## [TASK PROMPT]
Copy out each line of the data that holds the word "from".

(Dataset listings of figures)
☆ ☆ ☆ ☆
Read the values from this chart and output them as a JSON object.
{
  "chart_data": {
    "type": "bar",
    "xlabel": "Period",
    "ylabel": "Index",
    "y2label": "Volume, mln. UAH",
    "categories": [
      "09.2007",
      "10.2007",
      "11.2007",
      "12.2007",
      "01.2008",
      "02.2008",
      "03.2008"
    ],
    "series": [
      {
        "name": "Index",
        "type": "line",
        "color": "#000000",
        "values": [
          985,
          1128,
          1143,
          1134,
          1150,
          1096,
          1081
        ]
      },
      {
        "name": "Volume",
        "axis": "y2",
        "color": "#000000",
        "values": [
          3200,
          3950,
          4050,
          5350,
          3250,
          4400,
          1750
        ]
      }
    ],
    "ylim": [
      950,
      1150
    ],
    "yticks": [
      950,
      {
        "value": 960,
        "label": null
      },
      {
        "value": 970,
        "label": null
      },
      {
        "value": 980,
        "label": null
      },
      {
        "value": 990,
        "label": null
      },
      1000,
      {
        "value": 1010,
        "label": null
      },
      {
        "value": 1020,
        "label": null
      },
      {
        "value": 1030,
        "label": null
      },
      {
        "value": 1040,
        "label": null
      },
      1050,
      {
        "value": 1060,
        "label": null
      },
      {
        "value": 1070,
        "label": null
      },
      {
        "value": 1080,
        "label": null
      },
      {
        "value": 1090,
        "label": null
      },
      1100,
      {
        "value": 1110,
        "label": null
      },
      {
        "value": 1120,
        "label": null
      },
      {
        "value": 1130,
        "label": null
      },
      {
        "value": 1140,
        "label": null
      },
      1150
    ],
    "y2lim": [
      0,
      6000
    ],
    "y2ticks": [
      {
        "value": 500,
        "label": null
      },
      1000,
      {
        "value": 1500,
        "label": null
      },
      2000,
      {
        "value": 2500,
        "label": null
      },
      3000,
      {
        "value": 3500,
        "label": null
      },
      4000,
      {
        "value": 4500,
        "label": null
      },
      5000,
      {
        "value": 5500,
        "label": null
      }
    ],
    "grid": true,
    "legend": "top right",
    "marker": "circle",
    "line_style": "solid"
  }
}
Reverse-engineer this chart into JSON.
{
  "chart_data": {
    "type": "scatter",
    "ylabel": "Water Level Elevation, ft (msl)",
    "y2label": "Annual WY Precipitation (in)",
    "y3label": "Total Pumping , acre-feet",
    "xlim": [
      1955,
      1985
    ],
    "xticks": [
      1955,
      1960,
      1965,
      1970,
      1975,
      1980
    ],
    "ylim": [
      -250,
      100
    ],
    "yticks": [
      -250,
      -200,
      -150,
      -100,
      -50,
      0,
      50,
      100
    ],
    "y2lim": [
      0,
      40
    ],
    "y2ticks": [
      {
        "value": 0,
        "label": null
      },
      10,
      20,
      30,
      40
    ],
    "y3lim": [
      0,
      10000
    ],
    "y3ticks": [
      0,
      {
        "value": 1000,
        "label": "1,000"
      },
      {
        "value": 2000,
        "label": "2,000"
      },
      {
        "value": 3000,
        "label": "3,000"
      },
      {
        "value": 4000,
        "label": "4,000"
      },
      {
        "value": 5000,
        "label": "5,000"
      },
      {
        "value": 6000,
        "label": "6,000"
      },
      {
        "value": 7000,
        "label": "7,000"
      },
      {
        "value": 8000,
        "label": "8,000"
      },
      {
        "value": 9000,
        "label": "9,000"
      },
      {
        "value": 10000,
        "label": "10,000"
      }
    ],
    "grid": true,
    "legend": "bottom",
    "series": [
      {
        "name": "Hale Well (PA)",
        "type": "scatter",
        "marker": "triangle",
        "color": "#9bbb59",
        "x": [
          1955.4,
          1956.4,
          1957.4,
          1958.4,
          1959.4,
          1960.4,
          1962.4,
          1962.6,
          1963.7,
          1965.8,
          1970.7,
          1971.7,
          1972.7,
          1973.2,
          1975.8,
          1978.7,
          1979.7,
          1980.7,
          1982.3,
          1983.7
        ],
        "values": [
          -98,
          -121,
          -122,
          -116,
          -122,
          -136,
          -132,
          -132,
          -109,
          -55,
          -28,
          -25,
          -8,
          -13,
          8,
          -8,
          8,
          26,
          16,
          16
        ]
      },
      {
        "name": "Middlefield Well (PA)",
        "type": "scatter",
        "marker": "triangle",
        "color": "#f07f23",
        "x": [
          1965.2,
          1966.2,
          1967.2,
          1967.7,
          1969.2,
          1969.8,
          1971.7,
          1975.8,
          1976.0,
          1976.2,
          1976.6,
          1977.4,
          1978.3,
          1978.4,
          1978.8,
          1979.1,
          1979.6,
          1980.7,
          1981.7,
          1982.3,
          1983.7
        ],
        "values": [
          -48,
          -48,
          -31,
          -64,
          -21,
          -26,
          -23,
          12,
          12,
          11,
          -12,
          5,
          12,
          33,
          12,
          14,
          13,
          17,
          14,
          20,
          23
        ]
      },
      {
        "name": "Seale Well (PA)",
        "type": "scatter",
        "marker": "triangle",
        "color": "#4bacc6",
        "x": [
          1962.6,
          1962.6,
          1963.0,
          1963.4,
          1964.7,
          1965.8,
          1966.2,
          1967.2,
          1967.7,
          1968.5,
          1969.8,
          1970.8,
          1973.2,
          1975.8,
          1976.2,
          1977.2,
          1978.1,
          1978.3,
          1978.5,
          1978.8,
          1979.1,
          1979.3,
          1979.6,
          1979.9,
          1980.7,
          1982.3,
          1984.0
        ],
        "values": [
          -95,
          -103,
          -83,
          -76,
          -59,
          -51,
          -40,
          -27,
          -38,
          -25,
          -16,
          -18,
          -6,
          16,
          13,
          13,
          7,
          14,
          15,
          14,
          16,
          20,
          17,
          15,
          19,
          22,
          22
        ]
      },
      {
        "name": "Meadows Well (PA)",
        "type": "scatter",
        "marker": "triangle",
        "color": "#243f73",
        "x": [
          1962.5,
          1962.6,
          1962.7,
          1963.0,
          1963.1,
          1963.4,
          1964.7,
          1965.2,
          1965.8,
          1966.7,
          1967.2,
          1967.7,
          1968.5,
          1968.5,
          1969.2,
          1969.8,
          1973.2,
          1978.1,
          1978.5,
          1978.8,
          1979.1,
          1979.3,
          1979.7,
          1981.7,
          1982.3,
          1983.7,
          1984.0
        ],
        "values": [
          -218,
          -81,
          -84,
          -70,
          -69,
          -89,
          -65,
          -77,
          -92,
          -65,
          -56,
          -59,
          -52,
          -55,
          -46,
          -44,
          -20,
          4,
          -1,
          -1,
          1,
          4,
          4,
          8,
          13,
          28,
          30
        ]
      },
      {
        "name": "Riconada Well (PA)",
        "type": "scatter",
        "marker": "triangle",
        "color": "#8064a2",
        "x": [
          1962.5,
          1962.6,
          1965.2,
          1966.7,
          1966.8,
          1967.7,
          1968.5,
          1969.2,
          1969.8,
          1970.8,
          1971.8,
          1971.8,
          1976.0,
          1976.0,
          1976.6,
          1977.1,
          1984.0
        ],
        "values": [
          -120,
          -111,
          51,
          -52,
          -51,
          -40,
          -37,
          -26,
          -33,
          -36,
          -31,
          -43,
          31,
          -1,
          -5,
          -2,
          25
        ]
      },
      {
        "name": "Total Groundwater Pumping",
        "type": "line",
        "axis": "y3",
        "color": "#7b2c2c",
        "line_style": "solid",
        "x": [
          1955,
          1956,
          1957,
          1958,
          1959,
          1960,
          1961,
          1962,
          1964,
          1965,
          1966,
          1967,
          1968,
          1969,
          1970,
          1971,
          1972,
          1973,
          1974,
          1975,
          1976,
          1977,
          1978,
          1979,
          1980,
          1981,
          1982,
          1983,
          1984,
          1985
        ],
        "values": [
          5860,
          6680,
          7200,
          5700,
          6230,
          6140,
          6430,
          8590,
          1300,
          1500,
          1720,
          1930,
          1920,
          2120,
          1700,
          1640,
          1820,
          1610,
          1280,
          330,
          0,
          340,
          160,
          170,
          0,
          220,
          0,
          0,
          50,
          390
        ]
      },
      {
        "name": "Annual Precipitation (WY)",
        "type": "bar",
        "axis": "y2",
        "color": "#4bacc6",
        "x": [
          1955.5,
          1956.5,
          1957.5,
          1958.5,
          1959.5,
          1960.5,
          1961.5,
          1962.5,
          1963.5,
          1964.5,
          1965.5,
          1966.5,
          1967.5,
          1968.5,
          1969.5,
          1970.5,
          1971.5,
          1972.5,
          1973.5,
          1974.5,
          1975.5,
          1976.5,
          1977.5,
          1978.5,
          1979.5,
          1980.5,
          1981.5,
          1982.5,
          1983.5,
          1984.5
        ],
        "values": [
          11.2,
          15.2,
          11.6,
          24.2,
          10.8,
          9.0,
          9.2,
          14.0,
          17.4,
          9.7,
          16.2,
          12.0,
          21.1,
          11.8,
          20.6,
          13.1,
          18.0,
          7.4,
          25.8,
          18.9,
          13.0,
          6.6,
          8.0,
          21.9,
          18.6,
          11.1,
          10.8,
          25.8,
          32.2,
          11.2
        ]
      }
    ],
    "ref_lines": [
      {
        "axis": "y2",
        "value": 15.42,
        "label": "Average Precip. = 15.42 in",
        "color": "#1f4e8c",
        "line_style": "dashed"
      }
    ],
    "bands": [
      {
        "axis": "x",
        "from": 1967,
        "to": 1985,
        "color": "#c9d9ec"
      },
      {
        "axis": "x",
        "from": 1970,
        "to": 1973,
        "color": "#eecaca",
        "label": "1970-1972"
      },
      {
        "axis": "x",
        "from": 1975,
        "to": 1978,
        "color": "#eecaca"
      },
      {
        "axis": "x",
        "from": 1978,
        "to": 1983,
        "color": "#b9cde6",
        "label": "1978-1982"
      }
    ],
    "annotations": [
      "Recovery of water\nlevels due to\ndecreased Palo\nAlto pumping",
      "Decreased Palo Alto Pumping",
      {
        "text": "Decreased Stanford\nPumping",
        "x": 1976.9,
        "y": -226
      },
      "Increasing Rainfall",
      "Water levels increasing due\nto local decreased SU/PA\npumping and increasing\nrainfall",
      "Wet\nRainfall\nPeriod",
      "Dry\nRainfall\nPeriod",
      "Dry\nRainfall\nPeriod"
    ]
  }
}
☆ ☆ ☆ ☆
## [TASK SOLUTION]
Read the values from this chart and output them as a JSON object.
        "from": 1967,
        "from": 1970,
        "from": 1975,
        "from": 1978,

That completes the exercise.